Make an exact copy of the listing below.

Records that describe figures
= = = = = = =

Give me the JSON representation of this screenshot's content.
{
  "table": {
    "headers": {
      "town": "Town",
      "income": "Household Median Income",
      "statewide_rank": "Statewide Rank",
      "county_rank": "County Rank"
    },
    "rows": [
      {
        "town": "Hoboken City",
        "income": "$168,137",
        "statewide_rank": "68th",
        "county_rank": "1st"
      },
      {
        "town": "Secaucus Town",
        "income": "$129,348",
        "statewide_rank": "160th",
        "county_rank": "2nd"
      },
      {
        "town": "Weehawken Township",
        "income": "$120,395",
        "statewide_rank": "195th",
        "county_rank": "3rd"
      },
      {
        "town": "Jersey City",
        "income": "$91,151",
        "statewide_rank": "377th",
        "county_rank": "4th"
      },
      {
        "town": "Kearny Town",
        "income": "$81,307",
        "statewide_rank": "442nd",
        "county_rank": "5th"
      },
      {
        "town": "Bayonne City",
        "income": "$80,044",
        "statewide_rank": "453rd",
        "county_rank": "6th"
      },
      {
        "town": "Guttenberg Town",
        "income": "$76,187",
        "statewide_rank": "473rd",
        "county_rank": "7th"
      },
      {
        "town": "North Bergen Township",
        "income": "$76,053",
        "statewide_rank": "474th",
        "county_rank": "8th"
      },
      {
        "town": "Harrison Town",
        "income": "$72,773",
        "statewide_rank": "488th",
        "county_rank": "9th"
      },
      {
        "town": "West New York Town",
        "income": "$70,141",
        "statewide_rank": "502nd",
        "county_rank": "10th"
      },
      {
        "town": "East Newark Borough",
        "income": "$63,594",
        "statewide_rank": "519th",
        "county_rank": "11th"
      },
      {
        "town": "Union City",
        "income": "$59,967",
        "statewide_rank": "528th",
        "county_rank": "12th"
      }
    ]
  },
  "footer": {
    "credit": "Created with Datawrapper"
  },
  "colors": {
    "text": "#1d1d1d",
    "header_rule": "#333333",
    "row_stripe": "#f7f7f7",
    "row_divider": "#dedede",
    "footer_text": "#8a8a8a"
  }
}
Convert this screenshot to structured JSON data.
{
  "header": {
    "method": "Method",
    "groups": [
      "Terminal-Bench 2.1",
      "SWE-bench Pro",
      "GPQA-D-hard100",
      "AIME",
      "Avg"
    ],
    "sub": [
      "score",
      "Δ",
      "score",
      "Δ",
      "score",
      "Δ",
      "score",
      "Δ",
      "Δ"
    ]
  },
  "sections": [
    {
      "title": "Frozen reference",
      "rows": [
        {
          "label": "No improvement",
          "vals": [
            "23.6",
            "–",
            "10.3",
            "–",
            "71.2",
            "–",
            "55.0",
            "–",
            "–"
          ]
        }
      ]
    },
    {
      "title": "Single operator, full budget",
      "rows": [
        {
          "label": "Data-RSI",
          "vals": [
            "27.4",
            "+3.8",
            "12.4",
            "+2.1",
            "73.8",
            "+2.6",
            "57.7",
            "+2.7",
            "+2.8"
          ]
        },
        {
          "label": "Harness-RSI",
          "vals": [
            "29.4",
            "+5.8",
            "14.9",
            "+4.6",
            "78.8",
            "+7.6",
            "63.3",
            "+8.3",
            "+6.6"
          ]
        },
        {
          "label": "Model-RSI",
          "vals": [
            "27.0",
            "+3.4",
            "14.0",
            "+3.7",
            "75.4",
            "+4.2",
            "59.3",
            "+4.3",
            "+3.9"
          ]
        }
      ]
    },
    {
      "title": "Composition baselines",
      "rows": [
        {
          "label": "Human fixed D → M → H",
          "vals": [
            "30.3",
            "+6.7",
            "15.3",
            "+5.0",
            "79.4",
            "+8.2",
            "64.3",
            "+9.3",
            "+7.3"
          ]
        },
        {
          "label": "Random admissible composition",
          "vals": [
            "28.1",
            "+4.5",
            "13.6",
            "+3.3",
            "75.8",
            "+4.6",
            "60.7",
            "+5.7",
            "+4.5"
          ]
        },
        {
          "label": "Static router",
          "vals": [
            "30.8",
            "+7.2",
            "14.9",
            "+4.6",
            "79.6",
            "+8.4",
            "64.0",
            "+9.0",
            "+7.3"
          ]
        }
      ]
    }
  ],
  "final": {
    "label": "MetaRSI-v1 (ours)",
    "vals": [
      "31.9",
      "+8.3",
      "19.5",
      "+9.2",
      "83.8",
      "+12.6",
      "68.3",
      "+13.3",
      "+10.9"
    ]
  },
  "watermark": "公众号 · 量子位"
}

= = = = = = =

• _Solution_
Give me the JSON representation of this screenshot's content.
{
  "table": {
    "headers": {
      "town": "Town",
      "income": "Household Median Income",
      "statewide_rank": "Statewide Rank",
      "county_rank": "County Rank"
    },
    "rows": [
      {
        "town": "Hoboken City",
        "income": "$168,137",
        "statewide_rank": "68th",
        "county_rank": "1st"
      },
      {
        "town": "Secaucus Town",
        "income": "$129,348",
        "statewide_rank": "160th",
        "county_rank": "2nd"
      },
      {
        "town": "Weehawken Township",
        "income": "$120,395",
        "statewide_rank": "195th",
        "county_rank": "3rd"
      },
      {
        "town": "Jersey City",
        "income": "$91,151",
        "statewide_rank": "377th",
        "county_rank": "4th"
      },
      {
        "town": "Kearny Town",
        "income": "$81,307",
        "statewide_rank": "442nd",
        "county_rank": "5th"
      },
      {
        "town": "Bayonne City",
        "income": "$80,044",
        "statewide_rank": "453rd",
        "county_rank": "6th"
      },
      {
        "town": "Guttenberg Town",
        "income": "$76,187",
        "statewide_rank": "473rd",
        "county_rank": "7th"
      },
      {
        "town": "North Bergen Township",
        "income": "$76,053",
        "statewide_rank": "474th",
        "county_rank": "8th"
      },
      {
        "town": "Harrison Town",
        "income": "$72,773",
        "statewide_rank": "488th",
        "county_rank": "9th"
      },
      {
        "town": "West New York Town",
        "income": "$70,141",
        "statewide_rank": "502nd",
        "county_rank": "10th"
      },
      {
        "town": "East Newark Borough",
        "income": "$63,594",
        "statewide_rank": "519th",
        "county_rank": "11th"
      },
      {
        "town": "Union City",
        "income": "$59,967",
        "statewide_rank": "528th",
        "county_rank": "12th"
      }
    ]
  },
  "footer": {
    "credit": "Created with Datawrapper"
  },
  "colors": {
    "text": "#1d1d1d",
    "header_rule": "#333333",
    "row_stripe": "#f7f7f7",
    "row_divider": "#dedede",
    "footer_text": "#8a8a8a"
  }
}
Convert this screenshot to structured JSON data.
{
  "header": {
    "method": "Method",
    "groups": [
      "Terminal-Bench 2.1",
      "SWE-bench Pro",
      "GPQA-D-hard100",
      "AIME",
      "Avg"
    ],
    "sub": [
      "score",
      "Δ",
      "score",
      "Δ",
      "score",
      "Δ",
      "score",
      "Δ",
      "Δ"
    ]
  },
  "sections": [
    {
      "title": "Frozen reference",
      "rows": [
        {
          "label": "No improvement",
          "vals": [
            "23.6",
            "–",
            "10.3",
            "–",
            "71.2",
            "–",
            "55.0",
            "–",
            "–"
          ]
        }
      ]
    },
    {
      "title": "Single operator, full budget",
      "rows": [
        {
          "label": "Data-RSI",
          "vals": [
            "27.4",
            "+3.8",
            "12.4",
            "+2.1",
            "73.8",
            "+2.6",
            "57.7",
            "+2.7",
            "+2.8"
          ]
        },
        {
          "label": "Harness-RSI",
          "vals": [
            "29.4",
            "+5.8",
            "14.9",
            "+4.6",
            "78.8",
            "+7.6",
            "63.3",
            "+8.3",
            "+6.6"
          ]
        },
        {
          "label": "Model-RSI",
          "vals": [
            "27.0",
            "+3.4",
            "14.0",
            "+3.7",
            "75.4",
            "+4.2",
            "59.3",
            "+4.3",
            "+3.9"
          ]
        }
      ]
    },
    {
      "title": "Composition baselines",
      "rows": [
        {
          "label": "Human fixed D → M → H",
          "vals": [
            "30.3",
            "+6.7",
            "15.3",
            "+5.0",
            "79.4",
            "+8.2",
            "64.3",
            "+9.3",
            "+7.3"
          ]
        },
        {
          "label": "Random admissible composition",
          "vals": [
            "28.1",
            "+4.5",
            "13.6",
            "+3.3",
            "75.8",
            "+4.6",
            "60.7",
            "+5.7",
            "+4.5"
          ]
        },
        {
          "label": "Static router",
          "vals": [
            "30.8",
            "+7.2",
            "14.9",
            "+4.6",
            "79.6",
            "+8.4",
            "64.0",
            "+9.0",
            "+7.3"
          ]
        }
      ]
    }
  ],
  "final": {
    "label": "MetaRSI-v1 (ours)",
    "vals": [
      "31.9",
      "+8.3",
      "19.5",
      "+9.2",
      "83.8",
      "+12.6",
      "68.3",
      "+13.3",
      "+10.9"
    ]
  },
  "watermark": "公众号 · 量子位"
}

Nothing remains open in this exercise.